### Instructions to follow
Copy out every record below exactly as written, but leave out any pictures.

### Records to use
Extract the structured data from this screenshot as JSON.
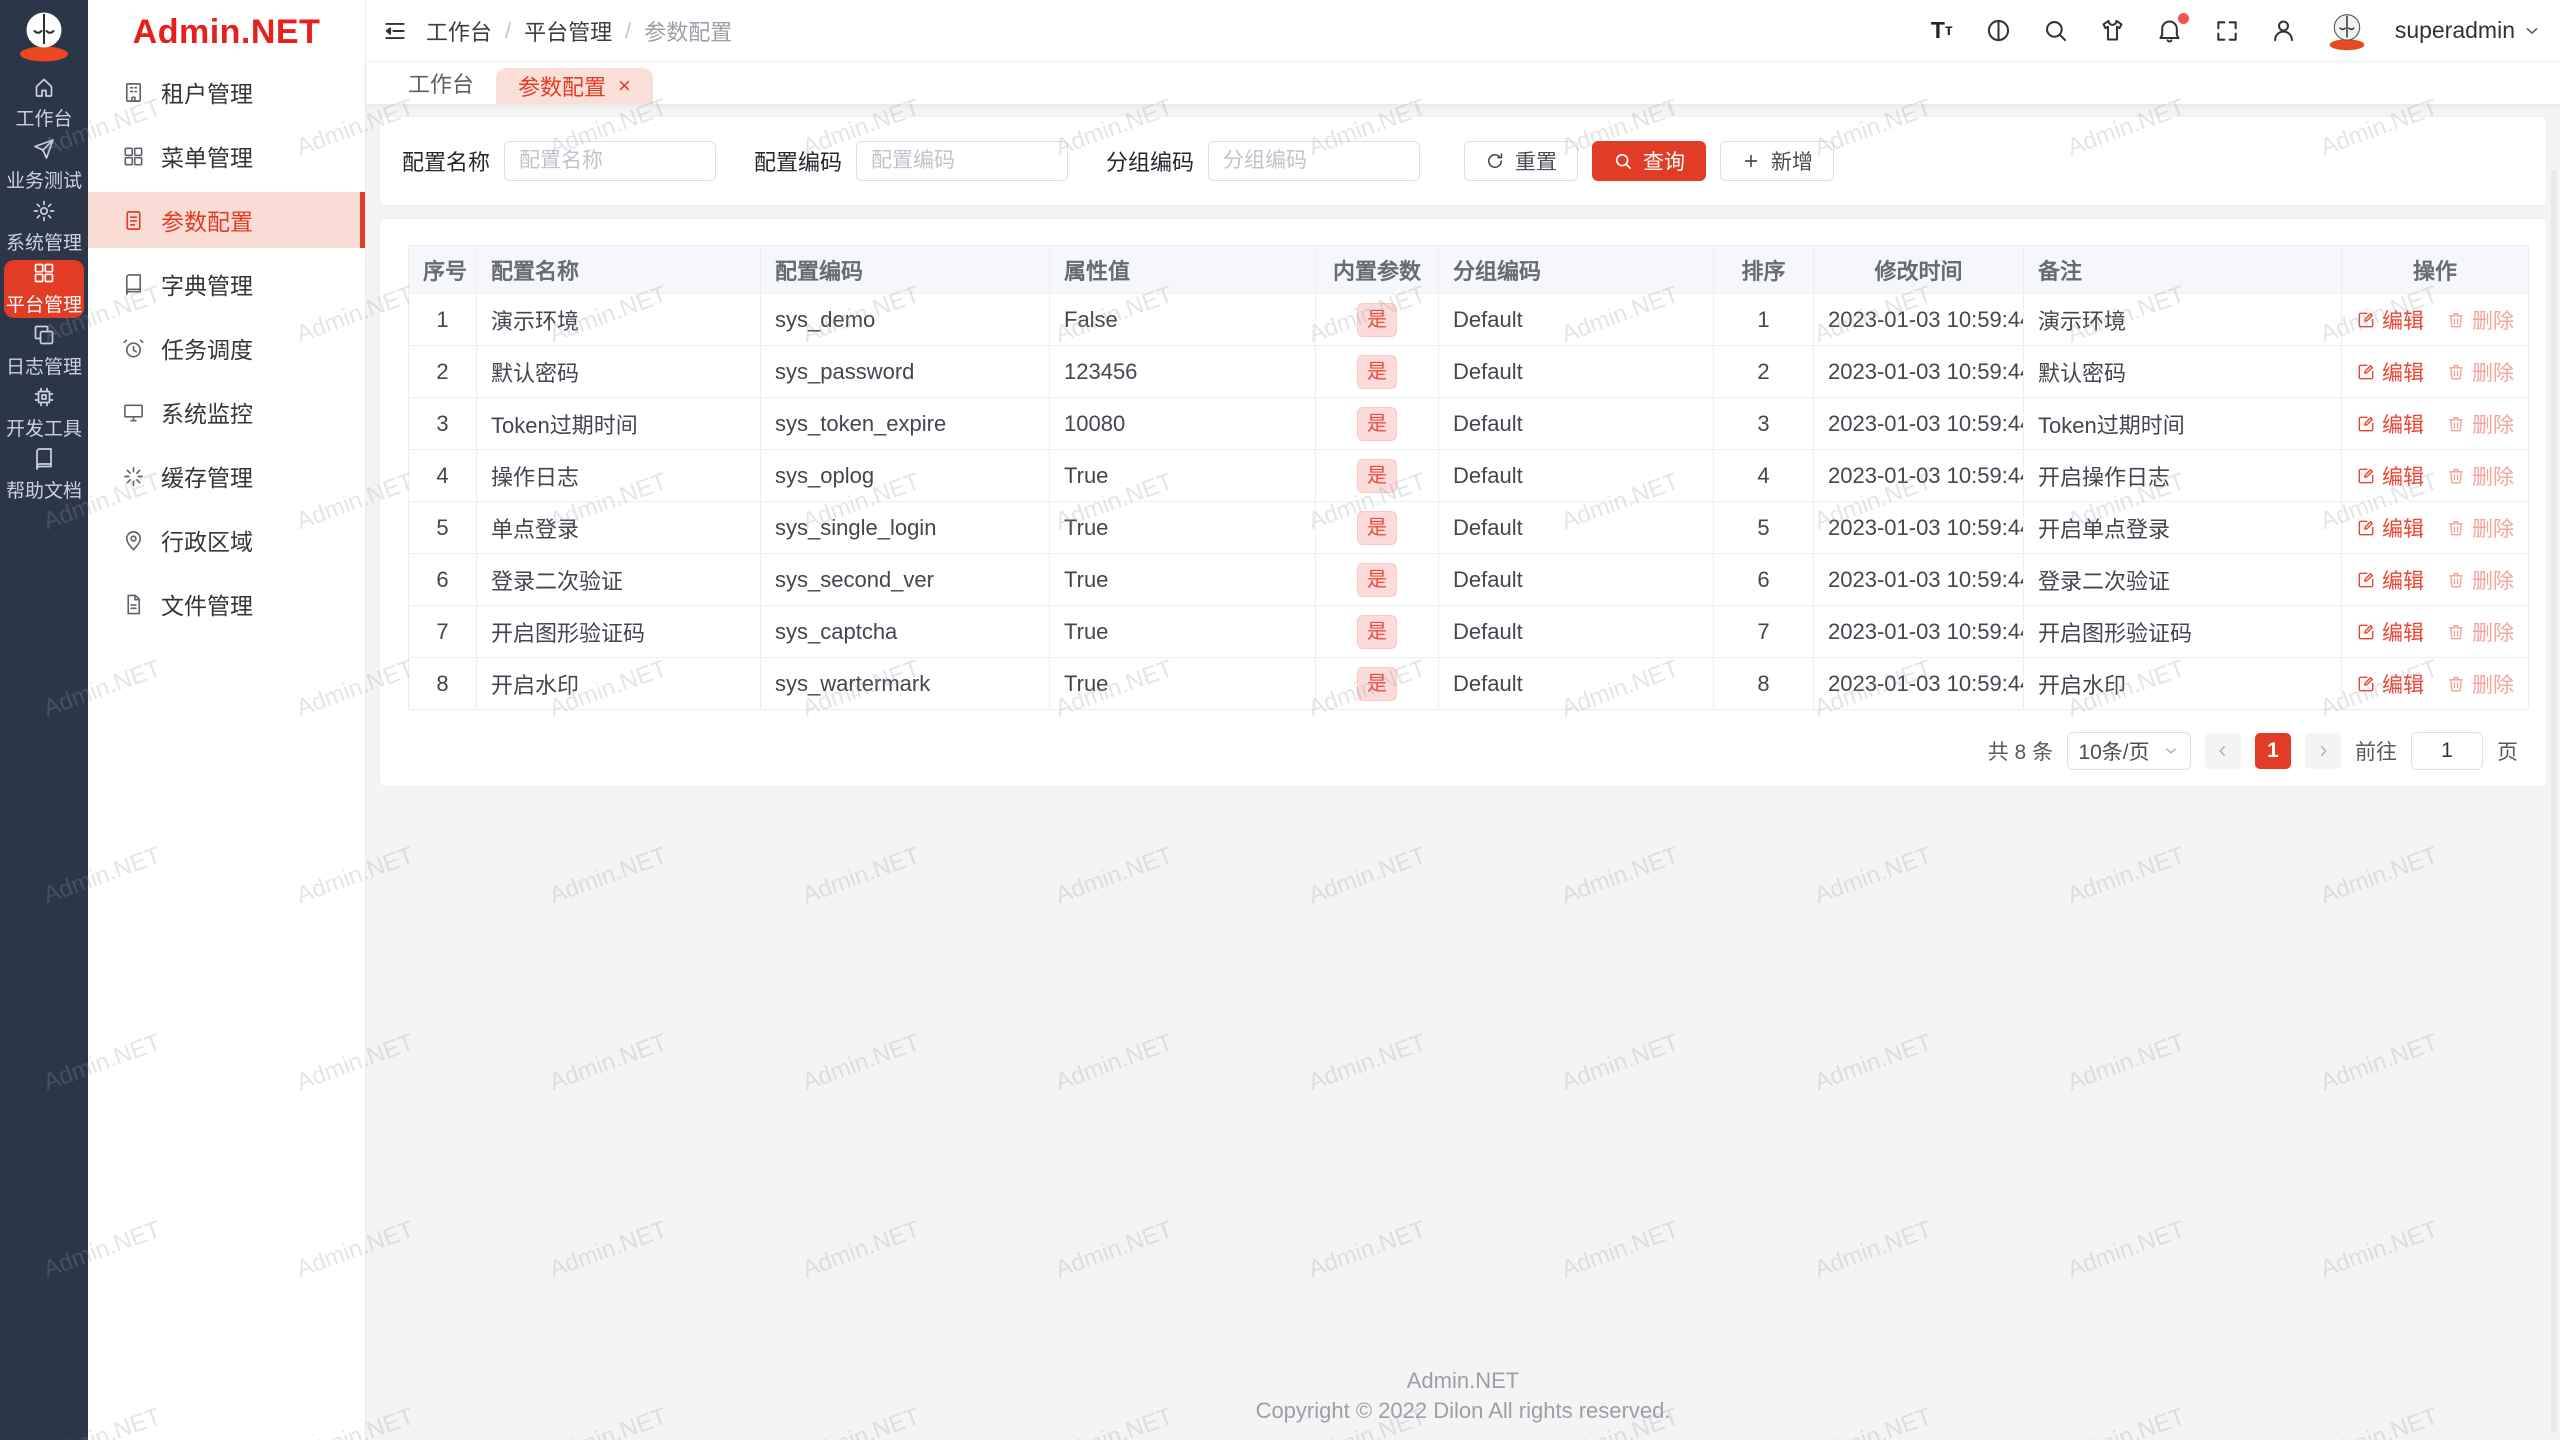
{
  "colors": {
    "accent": "#e23c26",
    "logo_red": "#e6211c",
    "rail_bg": "#2b3648",
    "active_menu_bg": "#f9dcd3",
    "tag_bg": "#fbdcda",
    "tag_text": "#ee4b3a",
    "content_bg": "#f4f4f5"
  },
  "rail": {
    "items": [
      {
        "id": "workbench",
        "label": "工作台",
        "icon": "home-icon",
        "active": false
      },
      {
        "id": "business-test",
        "label": "业务测试",
        "icon": "send-icon",
        "active": false
      },
      {
        "id": "system-mgmt",
        "label": "系统管理",
        "icon": "gear-icon",
        "active": false
      },
      {
        "id": "platform-mgmt",
        "label": "平台管理",
        "icon": "grid-icon",
        "active": true
      },
      {
        "id": "log-mgmt",
        "label": "日志管理",
        "icon": "copy-icon",
        "active": false
      },
      {
        "id": "dev-tools",
        "label": "开发工具",
        "icon": "chip-icon",
        "active": false
      },
      {
        "id": "help-docs",
        "label": "帮助文档",
        "icon": "book-icon",
        "active": false
      }
    ]
  },
  "sidebar": {
    "logo": "Admin.NET",
    "items": [
      {
        "id": "tenant",
        "label": "租户管理",
        "icon": "building-icon",
        "active": false
      },
      {
        "id": "menu",
        "label": "菜单管理",
        "icon": "grid-icon",
        "active": false
      },
      {
        "id": "config",
        "label": "参数配置",
        "icon": "document-icon",
        "active": true
      },
      {
        "id": "dict",
        "label": "字典管理",
        "icon": "book-icon",
        "active": false
      },
      {
        "id": "schedule",
        "label": "任务调度",
        "icon": "alarm-icon",
        "active": false
      },
      {
        "id": "monitor",
        "label": "系统监控",
        "icon": "monitor-icon",
        "active": false
      },
      {
        "id": "cache",
        "label": "缓存管理",
        "icon": "spinner-icon",
        "active": false
      },
      {
        "id": "region",
        "label": "行政区域",
        "icon": "location-icon",
        "active": false
      },
      {
        "id": "file",
        "label": "文件管理",
        "icon": "file-icon",
        "active": false
      }
    ]
  },
  "header": {
    "breadcrumb": [
      "工作台",
      "平台管理",
      "参数配置"
    ],
    "separator": "/",
    "username": "superadmin"
  },
  "tabs": [
    {
      "label": "工作台",
      "active": false,
      "closable": false
    },
    {
      "label": "参数配置",
      "active": true,
      "closable": true,
      "close_glyph": "×"
    }
  ],
  "search": {
    "fields": [
      {
        "label": "配置名称",
        "placeholder": "配置名称",
        "value": ""
      },
      {
        "label": "配置编码",
        "placeholder": "配置编码",
        "value": ""
      },
      {
        "label": "分组编码",
        "placeholder": "分组编码",
        "value": ""
      }
    ],
    "reset_label": "重置",
    "query_label": "查询",
    "add_label": "新增"
  },
  "table": {
    "columns": [
      "序号",
      "配置名称",
      "配置编码",
      "属性值",
      "内置参数",
      "分组编码",
      "排序",
      "修改时间",
      "备注",
      "操作"
    ],
    "edit_label": "编辑",
    "delete_label": "删除",
    "rows": [
      {
        "seq": "1",
        "name": "演示环境",
        "code": "sys_demo",
        "value": "False",
        "builtin": "是",
        "group": "Default",
        "order": "1",
        "time": "2023-01-03 10:59:44",
        "remark": "演示环境"
      },
      {
        "seq": "2",
        "name": "默认密码",
        "code": "sys_password",
        "value": "123456",
        "builtin": "是",
        "group": "Default",
        "order": "2",
        "time": "2023-01-03 10:59:44",
        "remark": "默认密码"
      },
      {
        "seq": "3",
        "name": "Token过期时间",
        "code": "sys_token_expire",
        "value": "10080",
        "builtin": "是",
        "group": "Default",
        "order": "3",
        "time": "2023-01-03 10:59:44",
        "remark": "Token过期时间"
      },
      {
        "seq": "4",
        "name": "操作日志",
        "code": "sys_oplog",
        "value": "True",
        "builtin": "是",
        "group": "Default",
        "order": "4",
        "time": "2023-01-03 10:59:44",
        "remark": "开启操作日志"
      },
      {
        "seq": "5",
        "name": "单点登录",
        "code": "sys_single_login",
        "value": "True",
        "builtin": "是",
        "group": "Default",
        "order": "5",
        "time": "2023-01-03 10:59:44",
        "remark": "开启单点登录"
      },
      {
        "seq": "6",
        "name": "登录二次验证",
        "code": "sys_second_ver",
        "value": "True",
        "builtin": "是",
        "group": "Default",
        "order": "6",
        "time": "2023-01-03 10:59:44",
        "remark": "登录二次验证"
      },
      {
        "seq": "7",
        "name": "开启图形验证码",
        "code": "sys_captcha",
        "value": "True",
        "builtin": "是",
        "group": "Default",
        "order": "7",
        "time": "2023-01-03 10:59:44",
        "remark": "开启图形验证码"
      },
      {
        "seq": "8",
        "name": "开启水印",
        "code": "sys_wartermark",
        "value": "True",
        "builtin": "是",
        "group": "Default",
        "order": "8",
        "time": "2023-01-03 10:59:44",
        "remark": "开启水印"
      }
    ]
  },
  "pagination": {
    "total_label": "共 8 条",
    "page_size": "10条/页",
    "current_page": "1",
    "goto_label": "前往",
    "goto_value": "1",
    "page_unit": "页"
  },
  "footer": {
    "line1": "Admin.NET",
    "line2": "Copyright © 2022 Dilon All rights reserved."
  },
  "watermark": "Admin.NET"
}
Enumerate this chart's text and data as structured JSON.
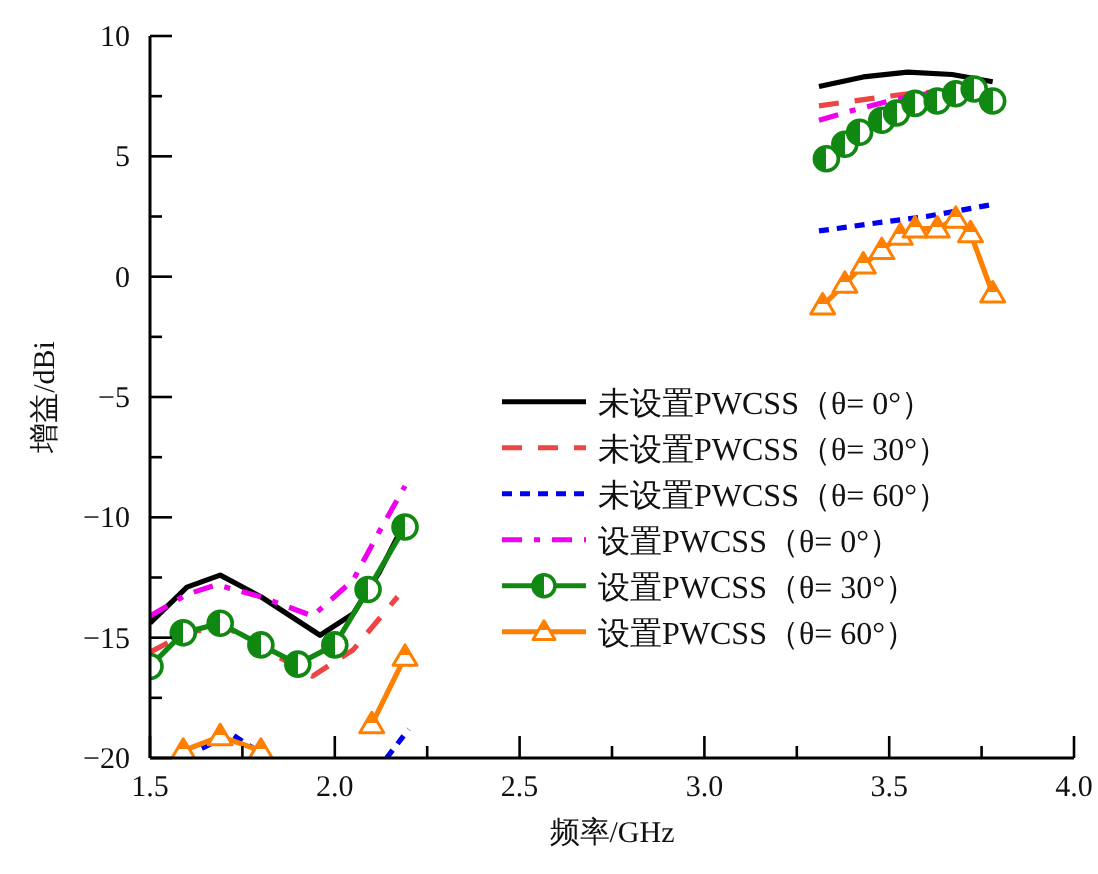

### Task response
Extract the structured data from this screenshot as JSON.
{
  "colors": {
    "accent": "#e23c26",
    "logo_red": "#e6211c",
    "rail_bg": "#2b3648",
    "active_menu_bg": "#f9dcd3",
    "tag_bg": "#fbdcda",
    "tag_text": "#ee4b3a",
    "content_bg": "#f4f4f5"
  },
  "rail": {
    "items": [
      {
        "id": "workbench",
        "label": "工作台",
        "icon": "home-icon",
        "active": false
      },
      {
        "id": "business-test",
        "label": "业务测试",
        "icon": "send-icon",
        "active": false
      },
      {
        "id": "system-mgmt",
        "label": "系统管理",
        "icon": "gear-icon",
        "active": false
      },
      {
        "id": "platform-mgmt",
        "label": "平台管理",
        "icon": "grid-icon",
        "active": true
      },
      {
        "id": "log-mgmt",
        "label": "日志管理",
        "icon": "copy-icon",
        "active": false
      },
      {
        "id": "dev-tools",
        "label": "开发工具",
        "icon": "chip-icon",
        "active": false
      },
      {
        "id": "help-docs",
        "label": "帮助文档",
        "icon": "book-icon",
        "active": false
      }
    ]
  },
  "sidebar": {
    "logo": "Admin.NET",
    "items": [
      {
        "id": "tenant",
        "label": "租户管理",
        "icon": "building-icon",
        "active": false
      },
      {
        "id": "menu",
        "label": "菜单管理",
        "icon": "grid-icon",
        "active": false
      },
      {
        "id": "config",
        "label": "参数配置",
        "icon": "document-icon",
        "active": true
      },
      {
        "id": "dict",
        "label": "字典管理",
        "icon": "book-icon",
        "active": false
      },
      {
        "id": "schedule",
        "label": "任务调度",
        "icon": "alarm-icon",
        "active": false
      },
      {
        "id": "monitor",
        "label": "系统监控",
        "icon": "monitor-icon",
        "active": false
      },
      {
        "id": "cache",
        "label": "缓存管理",
        "icon": "spinner-icon",
        "active": false
      },
      {
        "id": "region",
        "label": "行政区域",
        "icon": "location-icon",
        "active": false
      },
      {
        "id": "file",
        "label": "文件管理",
        "icon": "file-icon",
        "active": false
      }
    ]
  },
  "header": {
    "breadcrumb": [
      "工作台",
      "平台管理",
      "参数配置"
    ],
    "separator": "/",
    "username": "superadmin"
  },
  "tabs": [
    {
      "label": "工作台",
      "active": false,
      "closable": false
    },
    {
      "label": "参数配置",
      "active": true,
      "closable": true,
      "close_glyph": "×"
    }
  ],
  "search": {
    "fields": [
      {
        "label": "配置名称",
        "placeholder": "配置名称",
        "value": ""
      },
      {
        "label": "配置编码",
        "placeholder": "配置编码",
        "value": ""
      },
      {
        "label": "分组编码",
        "placeholder": "分组编码",
        "value": ""
      }
    ],
    "reset_label": "重置",
    "query_label": "查询",
    "add_label": "新增"
  },
  "table": {
    "columns": [
      "序号",
      "配置名称",
      "配置编码",
      "属性值",
      "内置参数",
      "分组编码",
      "排序",
      "修改时间",
      "备注",
      "操作"
    ],
    "edit_label": "编辑",
    "delete_label": "删除",
    "rows": [
      {
        "seq": "1",
        "name": "演示环境",
        "code": "sys_demo",
        "value": "False",
        "builtin": "是",
        "group": "Default",
        "order": "1",
        "time": "2023-01-03 10:59:44",
        "remark": "演示环境"
      },
      {
        "seq": "2",
        "name": "默认密码",
        "code": "sys_password",
        "value": "123456",
        "builtin": "是",
        "group": "Default",
        "order": "2",
        "time": "2023-01-03 10:59:44",
        "remark": "默认密码"
      },
      {
        "seq": "3",
        "name": "Token过期时间",
        "code": "sys_token_expire",
        "value": "10080",
        "builtin": "是",
        "group": "Default",
        "order": "3",
        "time": "2023-01-03 10:59:44",
        "remark": "Token过期时间"
      },
      {
        "seq": "4",
        "name": "操作日志",
        "code": "sys_oplog",
        "value": "True",
        "builtin": "是",
        "group": "Default",
        "order": "4",
        "time": "2023-01-03 10:59:44",
        "remark": "开启操作日志"
      },
      {
        "seq": "5",
        "name": "单点登录",
        "code": "sys_single_login",
        "value": "True",
        "builtin": "是",
        "group": "Default",
        "order": "5",
        "time": "2023-01-03 10:59:44",
        "remark": "开启单点登录"
      },
      {
        "seq": "6",
        "name": "登录二次验证",
        "code": "sys_second_ver",
        "value": "True",
        "builtin": "是",
        "group": "Default",
        "order": "6",
        "time": "2023-01-03 10:59:44",
        "remark": "登录二次验证"
      },
      {
        "seq": "7",
        "name": "开启图形验证码",
        "code": "sys_captcha",
        "value": "True",
        "builtin": "是",
        "group": "Default",
        "order": "7",
        "time": "2023-01-03 10:59:44",
        "remark": "开启图形验证码"
      },
      {
        "seq": "8",
        "name": "开启水印",
        "code": "sys_wartermark",
        "value": "True",
        "builtin": "是",
        "group": "Default",
        "order": "8",
        "time": "2023-01-03 10:59:44",
        "remark": "开启水印"
      }
    ]
  },
  "pagination": {
    "total_label": "共 8 条",
    "page_size": "10条/页",
    "current_page": "1",
    "goto_label": "前往",
    "goto_value": "1",
    "page_unit": "页"
  },
  "footer": {
    "line1": "Admin.NET",
    "line2": "Copyright © 2022 Dilon All rights reserved."
  },
  "watermark": "Admin.NET"
}
Enumerate this chart's text and data as structured JSON.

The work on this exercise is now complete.